Skip every picture, then write out exactly the lines of the listing below from the line that contains "What data populates" through the final line.

━━━━━━━━━━━━━━━━━━━━

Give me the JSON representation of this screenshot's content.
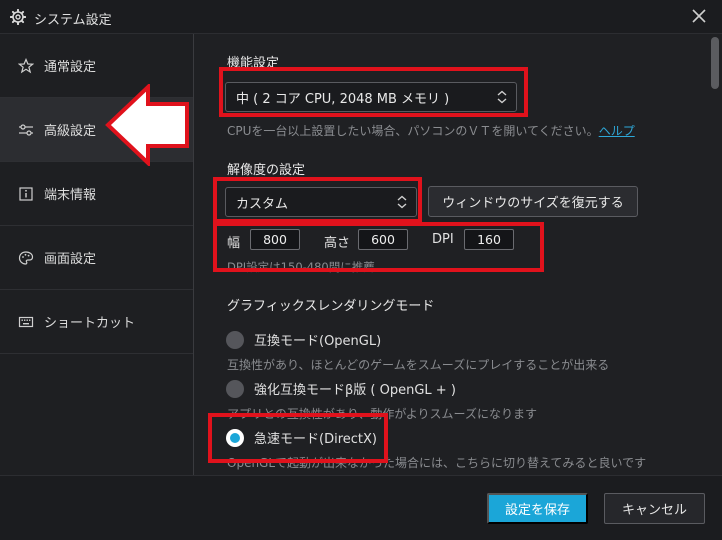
{
  "window": {
    "title": "システム設定"
  },
  "sidebar": {
    "items": [
      {
        "label": "通常設定",
        "icon": "star-icon"
      },
      {
        "label": "高級設定",
        "icon": "sliders-icon",
        "active": true
      },
      {
        "label": "端末情報",
        "icon": "info-icon"
      },
      {
        "label": "画面設定",
        "icon": "palette-icon"
      },
      {
        "label": "ショートカット",
        "icon": "keyboard-icon"
      }
    ]
  },
  "performance": {
    "title": "機能設定",
    "selected": "中 ( 2 コア CPU, 2048 MB メモリ )",
    "hint": "CPUを一台以上設置したい場合、パソコンのＶＴを開いてください。",
    "hint_link": "ヘルプ"
  },
  "resolution": {
    "title": "解像度の設定",
    "selected": "カスタム",
    "restore_button": "ウィンドウのサイズを復元する",
    "width_label": "幅",
    "width_value": "800",
    "height_label": "高さ",
    "height_value": "600",
    "dpi_label": "DPI",
    "dpi_value": "160",
    "hint": "DPI設定は150-480間に推薦"
  },
  "rendering": {
    "title": "グラフィックスレンダリングモード",
    "modes": [
      {
        "label": "互換モード(OpenGL)",
        "hint": "互換性があり、ほとんどのゲームをスムーズにプレイすることが出来る",
        "selected": false
      },
      {
        "label": "強化互換モードβ版 ( OpenGL + )",
        "hint": "アプリとの互換性があり、動作がよりスムーズになります",
        "selected": false
      },
      {
        "label": "急速モード(DirectX)",
        "hint": "OpenGLで起動が出来なかった場合には、こちらに切り替えてみると良いです",
        "selected": true
      }
    ]
  },
  "footer": {
    "save": "設定を保存",
    "cancel": "キャンセル"
  },
  "colors": {
    "accent": "#1ba6d8",
    "highlight_red": "#e0121c",
    "background": "#1f2023"
  }
}
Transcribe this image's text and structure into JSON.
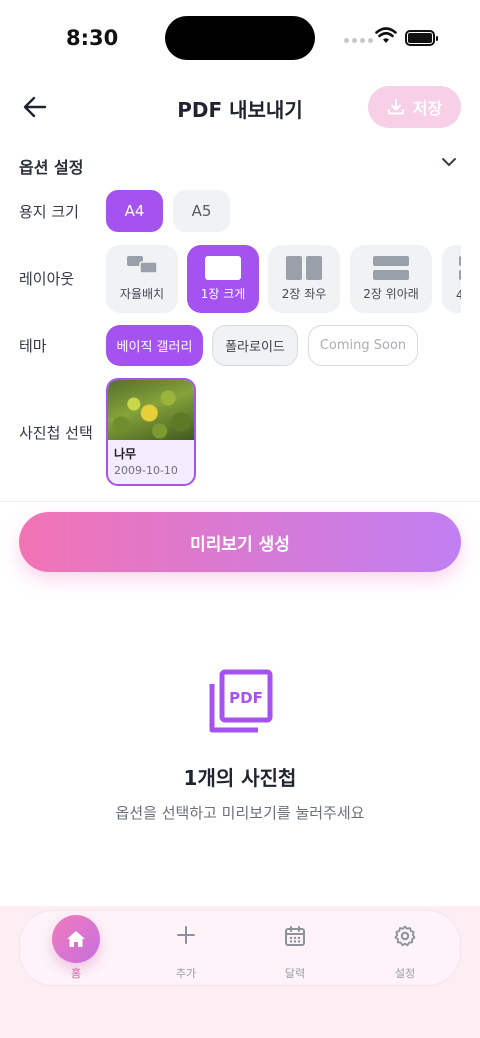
{
  "status_bar": {
    "time": "8:30"
  },
  "header": {
    "title": "PDF 내보내기",
    "save_label": "저장"
  },
  "options": {
    "title": "옵션 설정",
    "paper": {
      "label": "용지 크기",
      "options": [
        "A4",
        "A5"
      ],
      "selected": "A4"
    },
    "layout": {
      "label": "레이아웃",
      "items": [
        "자율배치",
        "1장 크게",
        "2장 좌우",
        "2장 위아래",
        "4"
      ],
      "selected": "1장 크게"
    },
    "theme": {
      "label": "테마",
      "items": [
        "베이직 갤러리",
        "폴라로이드",
        "Coming Soon"
      ],
      "selected": "베이직 갤러리"
    },
    "album": {
      "label": "사진첩 선택",
      "items": [
        {
          "name": "나무",
          "date": "2009-10-10"
        }
      ]
    }
  },
  "preview_button": "미리보기 생성",
  "empty_state": {
    "icon_text": "PDF",
    "title": "1개의 사진첩",
    "subtitle": "옵션을 선택하고 미리보기를 눌러주세요"
  },
  "tab_bar": [
    {
      "label": "홈",
      "active": true
    },
    {
      "label": "추가",
      "active": false
    },
    {
      "label": "달력",
      "active": false
    },
    {
      "label": "설정",
      "active": false
    }
  ],
  "colors": {
    "accent": "#a553f0",
    "pink": "#f174b4",
    "save_disabled": "#f7cfe6"
  }
}
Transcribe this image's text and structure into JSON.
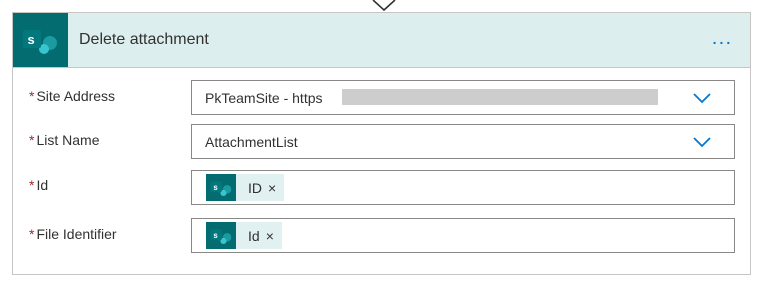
{
  "action": {
    "title": "Delete attachment",
    "more_label": "...",
    "icon": "sharepoint-icon",
    "icon_letter": "s"
  },
  "fields": [
    {
      "label": "Site Address",
      "required": "*",
      "value": "PkTeamSite - https",
      "control": "dropdown"
    },
    {
      "label": "List Name",
      "required": "*",
      "value": "AttachmentList",
      "control": "dropdown"
    },
    {
      "label": "Id",
      "required": "*",
      "token": {
        "label": "ID",
        "remove": "×",
        "icon": "sharepoint-icon"
      }
    },
    {
      "label": "File Identifier",
      "required": "*",
      "token": {
        "label": "Id",
        "remove": "×",
        "icon": "sharepoint-icon"
      }
    }
  ],
  "colors": {
    "accent": "#0078d4",
    "sharepoint": "#036c70",
    "header_bg": "#ddeeee",
    "required": "#a4262c"
  }
}
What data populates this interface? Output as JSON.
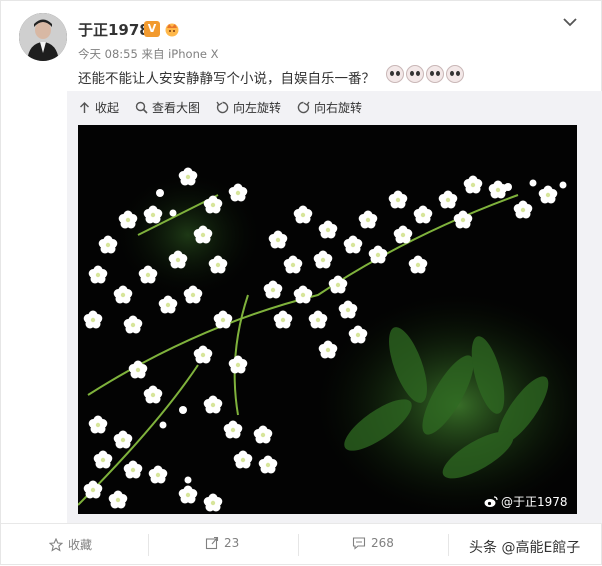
{
  "post": {
    "author": "于正1978",
    "verified_badge": "V",
    "time": "今天 08:55",
    "source_prefix": "来自",
    "source": "iPhone X",
    "text": "还能不能让人安安静静写个小说，自娱自乐一番？",
    "emoji_count": 4
  },
  "media_toolbar": {
    "collapse": "收起",
    "view_large": "查看大图",
    "rotate_left": "向左旋转",
    "rotate_right": "向右旋转"
  },
  "photo": {
    "watermark": "@于正1978",
    "subject": "white flowers"
  },
  "footer": {
    "favorite": "收藏",
    "reposts": "23",
    "comments": "268",
    "source_watermark": "头条 @高能E館子"
  },
  "colors": {
    "badge": "#f29a2e",
    "meta": "#808080",
    "panel": "#f2f2f5"
  }
}
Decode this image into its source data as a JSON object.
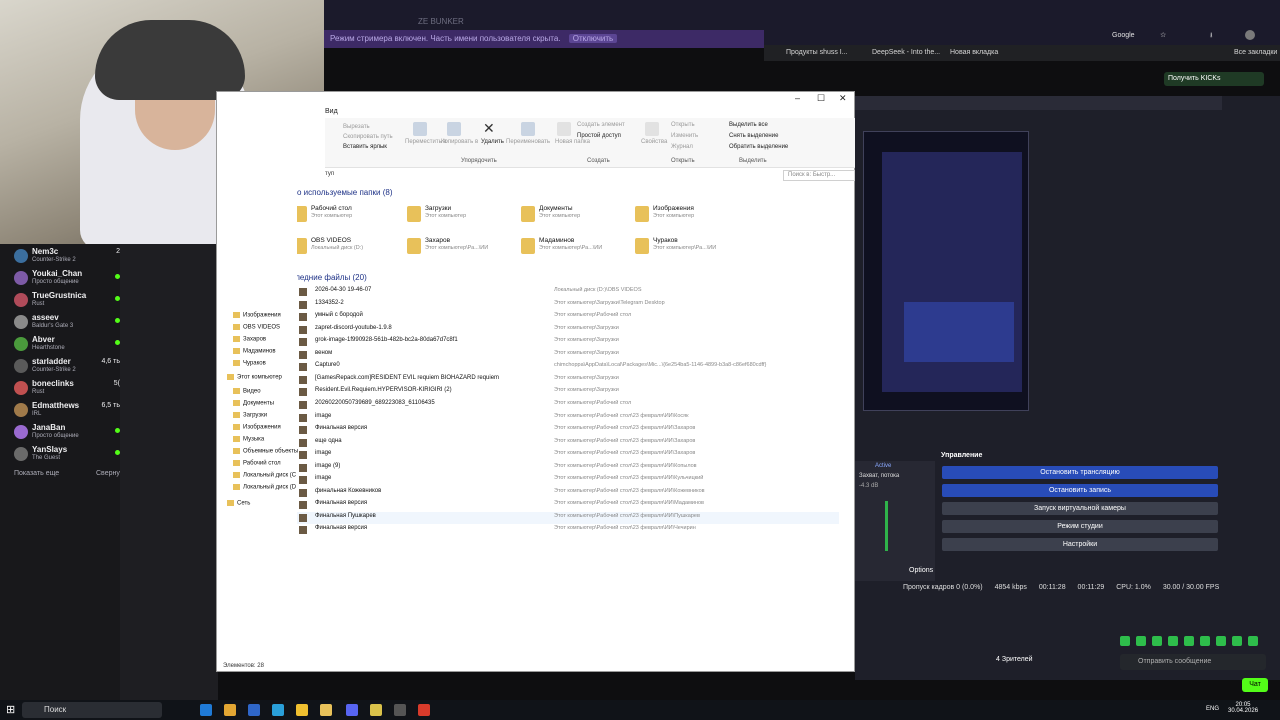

━━━━━━━━━━━━━━━━━━━━

* Reply:
What data populates this interface? Output as JSON.
{
  "post": {
    "author": "于正1978",
    "verified_badge": "V",
    "time": "今天 08:55",
    "source_prefix": "来自",
    "source": "iPhone X",
    "text": "还能不能让人安安静静写个小说，自娱自乐一番？",
    "emoji_count": 4
  },
  "media_toolbar": {
    "collapse": "收起",
    "view_large": "查看大图",
    "rotate_left": "向左旋转",
    "rotate_right": "向右旋转"
  },
  "photo": {
    "watermark": "@于正1978",
    "subject": "white flowers"
  },
  "footer": {
    "favorite": "收藏",
    "reposts": "23",
    "comments": "268",
    "source_watermark": "头条 @高能E館子"
  },
  "colors": {
    "badge": "#f29a2e",
    "meta": "#808080",
    "panel": "#f2f2f5"
  }
}
Decode this image into its source data as a JSON object.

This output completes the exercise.